Maldives: Saving the Corals
Maldives: Saving the Corals
WRITER: Elwin Chan PHOTOS BY: Alvin Toh
Maldives: Saving the Corals 30. October 2018, by Elwin Chan, Photos by Alvin Toh
The Maldives has the seventh largest coral reef system in the world. Within and beyond the lagoons of Gili Lankanfushi, a rich and diverse marine life flourishes, with over 1,100 species of fish including sharks and rays, 23 species of whales and dolphins, 187 species of hard coral, 400 species of mollusc, and over 193 species of crabs and prawns.

Around the resort, right below the jetties leading to the overwater villas, spotted eagle rays, blacktip reef sharks, and green turtles swim next to colourful and bewildering fishes. Nature in the Maldives is never short of astounding.

Yet, the delicate coral reef system is in danger, due in large part to climate change. Rising sea temperatures have resulted in coral bleaching, a process where coral polyps expel algae that lives inside their tissues. If the temperature stays high for a prolonged period of time, mass mortality of the coral takes place.

Marine biologist Clare Baranowski at Gili Veshi, Gili Lankanfushi’s new marine biology centre.
The resort started a Coral Lines Project to recover coral reefs by nursing coral fragments on ropes.
Guests can join the marine biology team in sustainability programmes, including coral watch dives.
It takes between two to three years for coral fragments to grow into healthy, living corals.

⁂

* To do:
1. How many species of hard coral does the coral reef article report in and beyond the lagoons of Gili Lankanfushi?
2. Reproduce the passage of the coral reef article between "The resort started" and "coral watch dives.", inclusive.
Rely only on the coral reef article for this work.

⁂

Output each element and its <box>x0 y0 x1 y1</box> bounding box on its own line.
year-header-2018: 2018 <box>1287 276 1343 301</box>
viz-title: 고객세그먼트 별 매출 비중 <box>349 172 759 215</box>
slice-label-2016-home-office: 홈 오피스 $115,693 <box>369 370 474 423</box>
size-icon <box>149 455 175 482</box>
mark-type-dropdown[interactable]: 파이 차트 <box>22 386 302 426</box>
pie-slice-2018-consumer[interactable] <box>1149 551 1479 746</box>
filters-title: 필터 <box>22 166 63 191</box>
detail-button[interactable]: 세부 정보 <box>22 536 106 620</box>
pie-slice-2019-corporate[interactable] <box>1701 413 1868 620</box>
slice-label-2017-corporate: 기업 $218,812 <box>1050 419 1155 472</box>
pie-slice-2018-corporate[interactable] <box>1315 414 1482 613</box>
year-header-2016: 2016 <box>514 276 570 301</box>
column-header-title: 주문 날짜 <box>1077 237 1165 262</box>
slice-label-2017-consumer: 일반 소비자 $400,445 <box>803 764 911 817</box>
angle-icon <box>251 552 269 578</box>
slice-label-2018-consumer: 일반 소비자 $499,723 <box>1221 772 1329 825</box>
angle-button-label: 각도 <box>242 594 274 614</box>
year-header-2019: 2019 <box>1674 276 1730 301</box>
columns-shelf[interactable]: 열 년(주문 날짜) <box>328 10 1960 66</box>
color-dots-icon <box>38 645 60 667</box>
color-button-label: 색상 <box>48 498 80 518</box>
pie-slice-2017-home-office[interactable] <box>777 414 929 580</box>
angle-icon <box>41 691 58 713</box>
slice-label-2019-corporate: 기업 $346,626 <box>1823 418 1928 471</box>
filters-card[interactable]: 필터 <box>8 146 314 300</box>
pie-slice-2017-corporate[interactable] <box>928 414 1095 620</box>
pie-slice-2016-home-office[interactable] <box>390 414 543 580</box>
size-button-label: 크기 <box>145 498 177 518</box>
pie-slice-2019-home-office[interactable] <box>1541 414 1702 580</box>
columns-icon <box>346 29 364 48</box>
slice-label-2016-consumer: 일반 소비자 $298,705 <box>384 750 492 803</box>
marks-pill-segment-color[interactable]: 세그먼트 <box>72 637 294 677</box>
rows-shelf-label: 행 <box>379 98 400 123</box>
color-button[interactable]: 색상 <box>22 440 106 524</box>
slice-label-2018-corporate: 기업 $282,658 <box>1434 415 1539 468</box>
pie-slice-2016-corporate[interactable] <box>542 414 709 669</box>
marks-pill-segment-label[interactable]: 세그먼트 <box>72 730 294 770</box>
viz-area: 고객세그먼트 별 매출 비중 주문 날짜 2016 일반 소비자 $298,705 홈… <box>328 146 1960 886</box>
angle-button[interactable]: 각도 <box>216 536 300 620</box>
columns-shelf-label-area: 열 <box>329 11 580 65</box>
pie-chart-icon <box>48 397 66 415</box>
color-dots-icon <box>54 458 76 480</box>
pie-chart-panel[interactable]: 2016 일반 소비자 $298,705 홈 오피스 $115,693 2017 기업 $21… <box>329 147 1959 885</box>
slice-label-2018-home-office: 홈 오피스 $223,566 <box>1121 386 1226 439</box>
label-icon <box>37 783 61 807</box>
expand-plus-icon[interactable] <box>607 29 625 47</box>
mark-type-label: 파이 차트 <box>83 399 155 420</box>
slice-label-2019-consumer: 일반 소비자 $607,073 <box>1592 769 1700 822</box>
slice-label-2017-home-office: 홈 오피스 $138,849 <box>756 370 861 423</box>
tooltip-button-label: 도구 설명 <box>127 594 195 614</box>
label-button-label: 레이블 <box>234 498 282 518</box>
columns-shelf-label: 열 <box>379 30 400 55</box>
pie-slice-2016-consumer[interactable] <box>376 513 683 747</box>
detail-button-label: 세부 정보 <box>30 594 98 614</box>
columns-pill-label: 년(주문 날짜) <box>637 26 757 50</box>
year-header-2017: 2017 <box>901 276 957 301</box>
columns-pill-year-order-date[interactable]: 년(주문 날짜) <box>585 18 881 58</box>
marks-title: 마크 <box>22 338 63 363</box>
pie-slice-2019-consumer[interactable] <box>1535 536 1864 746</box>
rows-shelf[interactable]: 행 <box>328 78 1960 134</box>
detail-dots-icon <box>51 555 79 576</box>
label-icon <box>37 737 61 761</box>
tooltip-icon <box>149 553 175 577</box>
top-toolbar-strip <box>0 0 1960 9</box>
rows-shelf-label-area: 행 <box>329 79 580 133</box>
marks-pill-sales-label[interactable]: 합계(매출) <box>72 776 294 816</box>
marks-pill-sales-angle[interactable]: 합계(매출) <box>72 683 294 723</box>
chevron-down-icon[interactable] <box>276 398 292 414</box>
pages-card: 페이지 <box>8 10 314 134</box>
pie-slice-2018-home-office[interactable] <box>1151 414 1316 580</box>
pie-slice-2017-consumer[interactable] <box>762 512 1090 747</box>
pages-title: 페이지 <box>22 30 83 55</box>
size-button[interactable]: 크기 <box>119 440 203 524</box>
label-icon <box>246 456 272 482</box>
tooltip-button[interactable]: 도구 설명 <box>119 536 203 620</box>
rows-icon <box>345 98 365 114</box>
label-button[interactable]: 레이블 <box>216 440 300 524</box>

⁂

* Answers to this exercise:
1. 187 species

2.
The resort started a Coral Lines Project to recover coral reefs by nursing coral fragments on ropes.
Guests can join the marine biology team in sustainability programmes, including coral watch dives.